• [STATED TASK]:
The records underneath are to be repeated exactly, with the pictures left out.

• [MATERIALS PROVIDED]:
———

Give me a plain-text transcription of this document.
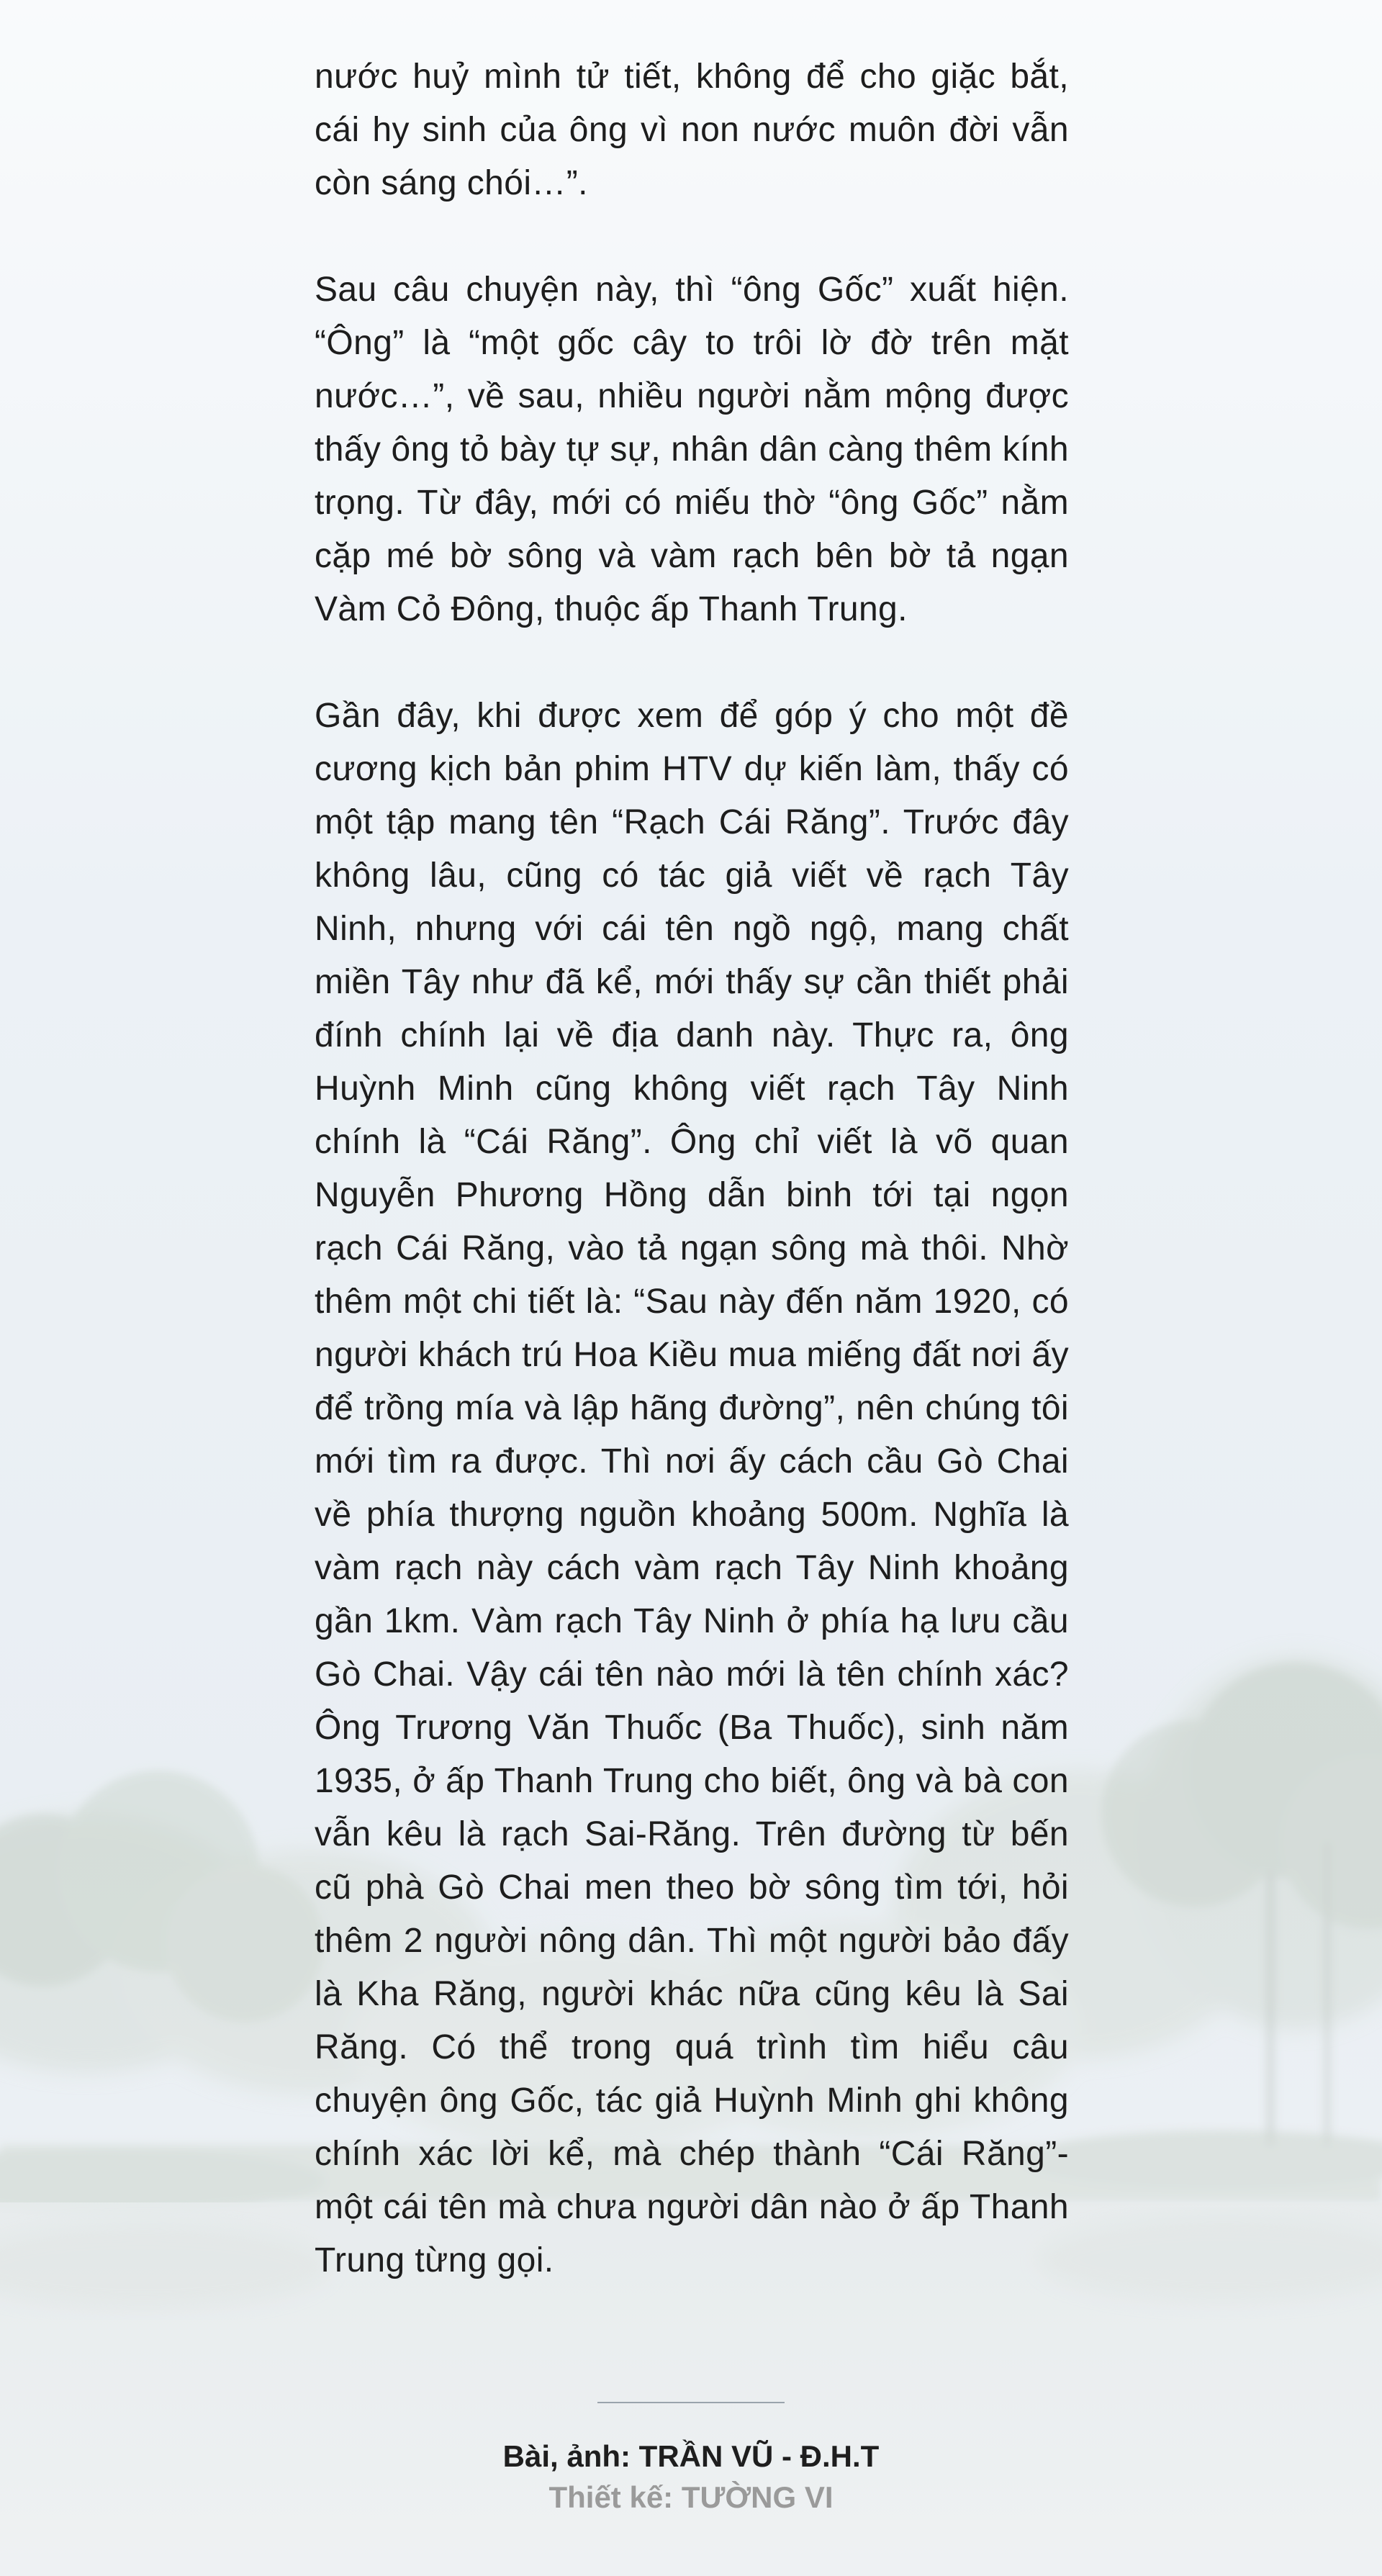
nước huỷ mình tử tiết, không để cho giặc bắt, cái hy sinh của ông vì non nước muôn đời vẫn còn sáng chói…”.

Sau câu chuyện này, thì “ông Gốc” xuất hiện. “Ông” là “một gốc cây to trôi lờ đờ trên mặt nước…”, về sau, nhiều người nằm mộng được thấy ông tỏ bày tự sự, nhân dân càng thêm kính trọng. Từ đây, mới có miếu thờ “ông Gốc” nằm cặp mé bờ sông và vàm rạch bên bờ tả ngạn Vàm Cỏ Đông, thuộc ấp Thanh Trung.

Gần đây, khi được xem để góp ý cho một đề cương kịch bản phim HTV dự kiến làm, thấy có một tập mang tên “Rạch Cái Răng”. Trước đây không lâu, cũng có tác giả viết về rạch Tây Ninh, nhưng với cái tên ngồ ngộ, mang chất miền Tây như đã kể, mới thấy sự cần thiết phải đính chính lại về địa danh này. Thực ra, ông Huỳnh Minh cũng không viết rạch Tây Ninh chính là “Cái Răng”. Ông chỉ viết là võ quan Nguyễn Phương Hồng dẫn binh tới tại ngọn rạch Cái Răng, vào tả ngạn sông mà thôi. Nhờ thêm một chi tiết là: “Sau này đến năm 1920, có người khách trú Hoa Kiều mua miếng đất nơi ấy để trồng mía và lập hãng đường”, nên chúng tôi mới tìm ra được. Thì nơi ấy cách cầu Gò Chai về phía thượng nguồn khoảng 500m. Nghĩa là vàm rạch này cách vàm rạch Tây Ninh khoảng gần 1km. Vàm rạch Tây Ninh ở phía hạ lưu cầu Gò Chai. Vậy cái tên nào mới là tên chính xác? Ông Trương Văn Thuốc (Ba Thuốc), sinh năm 1935, ở ấp Thanh Trung cho biết, ông và bà con vẫn kêu là rạch Sai-Răng. Trên đường từ bến cũ phà Gò Chai men theo bờ sông tìm tới, hỏi thêm 2 người nông dân. Thì một người bảo đấy là Kha Răng, người khác nữa cũng kêu là Sai Răng. Có thể trong quá trình tìm hiểu câu chuyện ông Gốc, tác giả Huỳnh Minh ghi không chính xác lời kể, mà chép thành “Cái Răng”- một cái tên mà chưa người dân nào ở ấp Thanh Trung từng gọi.

Bài, ảnh: TRẦN VŨ - Đ.H.T
Thiết kế: TƯỜNG VI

———

• [THE OUTPUT]:
Give me a plain-text transcription of this document.
nước huỷ mình tử tiết, không để cho giặc bắt, cái hy sinh của ông vì non nước muôn đời vẫn còn sáng chói…”.

Sau câu chuyện này, thì “ông Gốc” xuất hiện. “Ông” là “một gốc cây to trôi lờ đờ trên mặt nước…”, về sau, nhiều người nằm mộng được thấy ông tỏ bày tự sự, nhân dân càng thêm kính trọng. Từ đây, mới có miếu thờ “ông Gốc” nằm cặp mé bờ sông và vàm rạch bên bờ tả ngạn Vàm Cỏ Đông, thuộc ấp Thanh Trung.

Gần đây, khi được xem để góp ý cho một đề cương kịch bản phim HTV dự kiến làm, thấy có một tập mang tên “Rạch Cái Răng”. Trước đây không lâu, cũng có tác giả viết về rạch Tây Ninh, nhưng với cái tên ngồ ngộ, mang chất miền Tây như đã kể, mới thấy sự cần thiết phải đính chính lại về địa danh này. Thực ra, ông Huỳnh Minh cũng không viết rạch Tây Ninh chính là “Cái Răng”. Ông chỉ viết là võ quan Nguyễn Phương Hồng dẫn binh tới tại ngọn rạch Cái Răng, vào tả ngạn sông mà thôi. Nhờ thêm một chi tiết là: “Sau này đến năm 1920, có người khách trú Hoa Kiều mua miếng đất nơi ấy để trồng mía và lập hãng đường”, nên chúng tôi mới tìm ra được. Thì nơi ấy cách cầu Gò Chai về phía thượng nguồn khoảng 500m. Nghĩa là vàm rạch này cách vàm rạch Tây Ninh khoảng gần 1km. Vàm rạch Tây Ninh ở phía hạ lưu cầu Gò Chai. Vậy cái tên nào mới là tên chính xác? Ông Trương Văn Thuốc (Ba Thuốc), sinh năm 1935, ở ấp Thanh Trung cho biết, ông và bà con vẫn kêu là rạch Sai-Răng. Trên đường từ bến cũ phà Gò Chai men theo bờ sông tìm tới, hỏi thêm 2 người nông dân. Thì một người bảo đấy là Kha Răng, người khác nữa cũng kêu là Sai Răng. Có thể trong quá trình tìm hiểu câu chuyện ông Gốc, tác giả Huỳnh Minh ghi không chính xác lời kể, mà chép thành “Cái Răng”- một cái tên mà chưa người dân nào ở ấp Thanh Trung từng gọi.

Bài, ảnh: TRẦN VŨ - Đ.H.T
Thiết kế: TƯỜNG VI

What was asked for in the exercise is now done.